Work request A:
In the earnings call transcript, why does Kite expect to be only flat to slightly up in the first quarter, with growth returning in the second half of the year? Answer in one to three sentences.
Work request B:
Name every person mentioned by name in the earnings call transcript, using the fullest form of each name that appears there.
Work request C:
Extend the earnings call transcript on cell therapy, picking up after its final sentence.

Supplied text:
• • • •

Hey, good afternoon. Thank you for the question. What were some of the dynamics that happened with Yescarta this quarter? And how should we be thinking about growth for 2024 from your cell therapy franchise just in light of the sequentially down quarter in 4Q? Thanks.

Cindy PerettieExecutive Vice President, Kite

Thanks a lot, Olivia, for the question. This is Cindy. So, you know, we continue to be the — the leaders in cell therapy. And I think the piece that Johanna mentioned is that we are looking at how do we expand beyond the existing ATCs.

So, the dynamics that we observed this quarter were capacity constraints within the existing ATCs that we have. We saw a little bit of in-class and out-of-class competition. And in parallel, we have been continuing to work on expanding our ATCs. So, today, we have over 400 ATCs globally.

We are moving out of urban centers and those academic centers into the community to meet patients where they are. As Andy suggested that bringing up those ATCs in the community is going to be really important part of our future strategy, but it does take a little bit longer than bringing an academic center up. So, we expect to be flat to slightly up in Quarter 1, and you’ll start to see that return to growth in the second half of the year.

Operator

Our next question comes from the line of Geoff Meacham with Bank of America. Your line is now open.

Geoff MeachamBank of America Merrill Lynch — Analyst

Great. Thank you. Yeah, I have another one on cell therapy but more on the profitability. This is a, you know, a franchise that’s almost 2 billion in sales.

You guys have, you know, improved the turnaround time, you reached scale, you treated a ton of patients. You know, what can you — what can you tell us about the progress that you’ve made to making this, you know, a profitable franchise? I’m just thinking not — not for the current products but also looking out, you know, five years-plus. Thank you.

Andy DickinsonChief Financial Officer

Hey, Geoff, this is Andy. Thanks for the question. It’s a great question. You’re absolutely right, the cell therapy business has made tremendous progress over the last five or six years and evidenced most recently by the — the faster turnaround time in manufacturing that we talked about in our prepared remarks, going from 16 days to 14 days. And again, it’s just the beginning, from our perspective, of what we can continue to do at this business.

• • • •

Records shown:

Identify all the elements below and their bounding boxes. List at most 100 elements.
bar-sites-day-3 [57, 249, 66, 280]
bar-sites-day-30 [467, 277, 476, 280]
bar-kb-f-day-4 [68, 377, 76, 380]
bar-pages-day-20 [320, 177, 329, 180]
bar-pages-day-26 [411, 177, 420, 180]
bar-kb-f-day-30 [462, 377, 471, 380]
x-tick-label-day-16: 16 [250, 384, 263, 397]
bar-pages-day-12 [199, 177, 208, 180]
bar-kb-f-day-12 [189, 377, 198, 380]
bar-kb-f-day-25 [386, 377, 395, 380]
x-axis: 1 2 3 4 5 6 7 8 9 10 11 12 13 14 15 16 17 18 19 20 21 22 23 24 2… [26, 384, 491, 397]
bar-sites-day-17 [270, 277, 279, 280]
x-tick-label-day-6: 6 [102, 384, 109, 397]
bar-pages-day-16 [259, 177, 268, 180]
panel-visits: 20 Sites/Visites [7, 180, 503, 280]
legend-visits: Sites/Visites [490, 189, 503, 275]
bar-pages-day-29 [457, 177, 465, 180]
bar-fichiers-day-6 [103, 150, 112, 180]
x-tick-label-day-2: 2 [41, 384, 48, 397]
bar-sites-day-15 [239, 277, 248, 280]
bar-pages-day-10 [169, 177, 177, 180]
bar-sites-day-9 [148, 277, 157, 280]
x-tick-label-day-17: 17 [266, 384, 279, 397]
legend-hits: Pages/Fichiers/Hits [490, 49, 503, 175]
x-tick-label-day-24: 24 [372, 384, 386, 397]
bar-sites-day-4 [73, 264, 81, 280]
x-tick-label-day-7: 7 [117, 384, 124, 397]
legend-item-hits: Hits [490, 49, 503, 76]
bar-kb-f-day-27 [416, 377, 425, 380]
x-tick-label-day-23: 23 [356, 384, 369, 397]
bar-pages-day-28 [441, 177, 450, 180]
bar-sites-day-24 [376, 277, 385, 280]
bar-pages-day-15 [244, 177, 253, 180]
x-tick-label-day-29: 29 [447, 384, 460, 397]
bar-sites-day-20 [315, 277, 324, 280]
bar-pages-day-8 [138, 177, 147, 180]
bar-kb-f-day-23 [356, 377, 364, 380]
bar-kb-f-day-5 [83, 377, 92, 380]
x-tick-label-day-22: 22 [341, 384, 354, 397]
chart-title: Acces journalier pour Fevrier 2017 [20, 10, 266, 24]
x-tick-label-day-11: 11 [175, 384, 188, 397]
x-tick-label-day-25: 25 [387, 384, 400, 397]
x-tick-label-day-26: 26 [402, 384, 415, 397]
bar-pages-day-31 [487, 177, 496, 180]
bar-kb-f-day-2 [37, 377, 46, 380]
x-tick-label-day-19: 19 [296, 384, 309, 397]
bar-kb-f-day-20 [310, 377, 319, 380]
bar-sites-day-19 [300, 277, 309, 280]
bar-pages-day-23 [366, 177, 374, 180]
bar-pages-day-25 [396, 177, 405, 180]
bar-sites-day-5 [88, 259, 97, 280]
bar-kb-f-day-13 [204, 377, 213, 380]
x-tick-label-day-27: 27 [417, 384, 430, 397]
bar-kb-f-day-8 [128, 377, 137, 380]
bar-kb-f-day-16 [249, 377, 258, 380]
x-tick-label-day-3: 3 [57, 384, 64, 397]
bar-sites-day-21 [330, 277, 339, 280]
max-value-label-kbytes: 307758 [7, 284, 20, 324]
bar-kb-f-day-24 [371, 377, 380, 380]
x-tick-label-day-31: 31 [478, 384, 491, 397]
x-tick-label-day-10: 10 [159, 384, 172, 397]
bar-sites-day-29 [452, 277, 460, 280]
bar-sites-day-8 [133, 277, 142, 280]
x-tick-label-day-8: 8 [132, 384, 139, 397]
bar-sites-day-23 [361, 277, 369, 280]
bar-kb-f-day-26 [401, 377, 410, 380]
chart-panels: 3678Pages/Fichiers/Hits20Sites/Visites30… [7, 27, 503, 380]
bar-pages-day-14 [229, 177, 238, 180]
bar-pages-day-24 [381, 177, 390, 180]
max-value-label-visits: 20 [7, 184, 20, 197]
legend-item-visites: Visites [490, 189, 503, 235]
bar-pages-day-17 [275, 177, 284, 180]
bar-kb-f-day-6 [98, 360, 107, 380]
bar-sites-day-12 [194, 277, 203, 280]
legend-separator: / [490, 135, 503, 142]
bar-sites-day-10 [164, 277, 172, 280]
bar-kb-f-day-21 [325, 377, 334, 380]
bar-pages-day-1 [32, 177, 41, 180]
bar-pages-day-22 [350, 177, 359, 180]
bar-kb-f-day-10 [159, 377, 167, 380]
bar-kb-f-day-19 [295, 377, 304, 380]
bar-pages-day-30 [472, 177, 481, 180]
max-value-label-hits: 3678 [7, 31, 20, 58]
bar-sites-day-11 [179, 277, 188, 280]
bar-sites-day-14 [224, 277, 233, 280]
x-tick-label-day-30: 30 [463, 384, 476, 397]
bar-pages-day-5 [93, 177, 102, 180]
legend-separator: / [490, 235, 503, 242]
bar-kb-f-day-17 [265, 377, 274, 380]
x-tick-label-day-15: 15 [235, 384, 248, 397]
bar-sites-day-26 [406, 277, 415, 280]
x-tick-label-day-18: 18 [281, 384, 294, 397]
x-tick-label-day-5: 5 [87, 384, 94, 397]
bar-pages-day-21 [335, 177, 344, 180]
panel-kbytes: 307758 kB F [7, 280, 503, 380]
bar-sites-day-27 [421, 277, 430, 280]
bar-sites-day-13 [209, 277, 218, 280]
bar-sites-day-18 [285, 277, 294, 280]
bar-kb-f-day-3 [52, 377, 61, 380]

• • • •

Reply A:
Kite is expanding its ATCs from urban and academic centers into the community, and bringing up a community ATC takes longer than bringing up an academic center. Because of this, growth is expected to return only in the second half of the year.

Reply B:
- Olivia
- Cindy Perettie
- Johanna
- Andy Dickinson
- Geoff Meacham

Reply C:
So, while we don’t provide specific guidance, we’ve — we have said when we — when we announced the transaction that we expected to be profitable — breakeven to profitable and accretive by — by the end of year four. We got there shortly after that. All of the metrics that we look at on the business have improved over time. We’ve continued to make significant progress on our manufacturing efficiency and manufacturing costs despite the fact that we’ve opened three global manufacturing centers. And each time you do that, when you move to commercial manufacturing, it impacts your — your gross margins, so I’m really proud of what the team has done.

And same thing on the operating costs, you see in the — in the fourth quarter, we announced some restructuring charges, Geoff, that hit our GAAP — our GAAP results. Part of that was a restructuring at Kite. And Cindy and her team looked at — at the structure and made changes to the structure that we think will continue to drive growth and efficiency in the business over the long run. So, maybe the last thing I’d say is that when we look at the business, this is a business that we have line of sight to biologics margins and profitability. We’re really growing the business, Geoff, as you know, for long-term sustainability and growth and less near-term profitability.

But it’s certainly exciting that — that the business is doing as well as it is.

Cindy PerettieExecutive Vice President, Kite

I think the only thing I would add to Andy’s comment is beyond the three manufacturing facilities, we also have our own viral vector facilities. So, given the fact that viral vector has had some supply challenges, that’s something that we are not suffering from. So, we own the sort of end-to-end cost of goods for our products.

Jacquie RossVice President, Investor Relations

May we have our next question, please, Victoria?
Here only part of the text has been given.